*WHAT TO DO*:
Pictures do not belong in the copy; quote every entry below exactly.

*PROVIDED MATERIAL*:
● ● ●

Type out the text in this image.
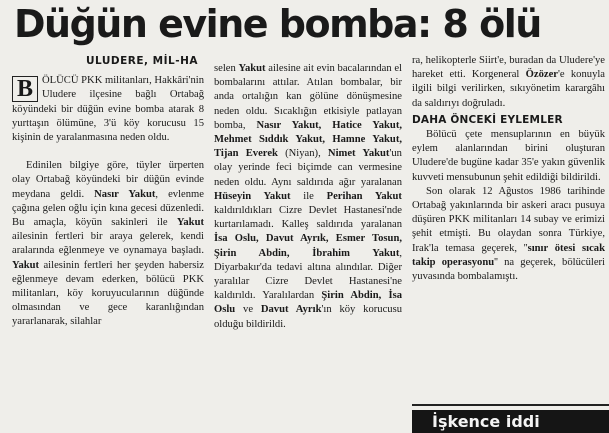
Düğün evine bomba: 8 ölü
ULUDERE, MİL-HA

B ÖLÜCÜ PKK militanları, Hakkâri'nin Uludere ilçesine bağlı Ortabağ köyündeki bir düğün evine bomba atarak 8 yurttaşın ölümüne, 3'ü köy korucusu 15 kişinin de yaralanmasına neden oldu.

Edinilen bilgiye göre, tüyler ürperten olay Ortabağ köyündeki bir düğün evinde meydana geldi. Nasır Yakut, evlenme çağına gelen oğlu için kına gecesi düzenledi. Bu amaçla, köyün sakinleri ile Yakut ailesinin fertleri bir araya gelerek, kendi aralarında eğlenmeye ve oynamaya başladı. Yakut ailesinin fertleri her şeyden habersiz eğlenmeye devam ederken, bölücü PKK militanları, köy koruyucularının düğünde olmasından ve gece karanlığından yararlanarak, silahlar

selen Yakut ailesine ait evin bacalarından el bombalarını attılar. Atılan bombalar, bir anda ortalığın kan gölüne dönüşmesine neden oldu. Sıcaklığın etkisiyle patlayan bomba, Nasır Yakut, Hatice Yakut, Mehmet Sıddık Yakut, Hamne Yakut, Tijan Everek (Niyan), Nimet Yakut'un olay yerinde feci biçimde can vermesine neden oldu. Aynı saldırıda ağır yaralanan Hüseyin Yakut ile Perihan Yakut kaldırıldıkları Cizre Devlet Hastanesi'nde kurtarılamadı. Kalleş saldırıda yaralanan İsa Oslu, Davut Ayrık, Esmer Tosun, Şirin Abdin, İbrahim Yakut, Diyarbakır'da tedavi altına alındılar. Diğer yaralılar Cizre Devlet Hastanesi'ne kaldırıldı. Yaralılardan Şirin Abdin, İsa Oslu ve Davut Ayrık'ın köy korucusu olduğu bildirildi.

ra, helikopterle Siirt'e, buradan da Uludere'ye hareket etti. Korgeneral Özözer'e konuyla ilgili bilgi verilirken, sıkıyönetim karargâhı da saldırıyı doğruladı.

DAHA ÖNCEKİ EYLEMLER

Bölücü çete mensuplarının en büyük eylem alanlarından birini oluşturan Uludere'de bugüne kadar 35'e yakın güvenlik kuvveti mensubunun şehit edildiği bildirildi.

Son olarak 12 Ağustos 1986 tarihinde Ortabağ yakınlarında bir askeri aracı pusuya düşüren PKK militanları 14 subay ve erimizi şehit etmişti. Bu olaydan sonra Türkiye, Irak'la temasa geçerek, ''sınır ötesi sıcak takip operasyonu'' na geçerek, bölücüleri yuvasında bombalamıştı.

İşkence iddi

● ● ●

*PROBLEM SOLUTION*:
Type out the text in this image.
Düğün evine bomba: 8 ölü
ULUDERE, MİL-HA

B ÖLÜCÜ PKK militanları, Hakkâri'nin Uludere ilçesine bağlı Ortabağ köyündeki bir düğün evine bomba atarak 8 yurttaşın ölümüne, 3'ü köy korucusu 15 kişinin de yaralanmasına neden oldu.

Edinilen bilgiye göre, tüyler ürperten olay Ortabağ köyündeki bir düğün evinde meydana geldi. Nasır Yakut, evlenme çağına gelen oğlu için kına gecesi düzenledi. Bu amaçla, köyün sakinleri ile Yakut ailesinin fertleri bir araya gelerek, kendi aralarında eğlenmeye ve oynamaya başladı. Yakut ailesinin fertleri her şeyden habersiz eğlenmeye devam ederken, bölücü PKK militanları, köy koruyucularının düğünde olmasından ve gece karanlığından yararlanarak, silahlar

selen Yakut ailesine ait evin bacalarından el bombalarını attılar. Atılan bombalar, bir anda ortalığın kan gölüne dönüşmesine neden oldu. Sıcaklığın etkisiyle patlayan bomba, Nasır Yakut, Hatice Yakut, Mehmet Sıddık Yakut, Hamne Yakut, Tijan Everek (Niyan), Nimet Yakut'un olay yerinde feci biçimde can vermesine neden oldu. Aynı saldırıda ağır yaralanan Hüseyin Yakut ile Perihan Yakut kaldırıldıkları Cizre Devlet Hastanesi'nde kurtarılamadı. Kalleş saldırıda yaralanan İsa Oslu, Davut Ayrık, Esmer Tosun, Şirin Abdin, İbrahim Yakut, Diyarbakır'da tedavi altına alındılar. Diğer yaralılar Cizre Devlet Hastanesi'ne kaldırıldı. Yaralılardan Şirin Abdin, İsa Oslu ve Davut Ayrık'ın köy korucusu olduğu bildirildi.

ra, helikopterle Siirt'e, buradan da Uludere'ye hareket etti. Korgeneral Özözer'e konuyla ilgili bilgi verilirken, sıkıyönetim karargâhı da saldırıyı doğruladı.

DAHA ÖNCEKİ EYLEMLER

Bölücü çete mensuplarının en büyük eylem alanlarından birini oluşturan Uludere'de bugüne kadar 35'e yakın güvenlik kuvveti mensubunun şehit edildiği bildirildi.

Son olarak 12 Ağustos 1986 tarihinde Ortabağ yakınlarında bir askeri aracı pusuya düşüren PKK militanları 14 subay ve erimizi şehit etmişti. Bu olaydan sonra Türkiye, Irak'la temasa geçerek, ''sınır ötesi sıcak takip operasyonu'' na geçerek, bölücüleri yuvasında bombalamıştı.

İşkence iddi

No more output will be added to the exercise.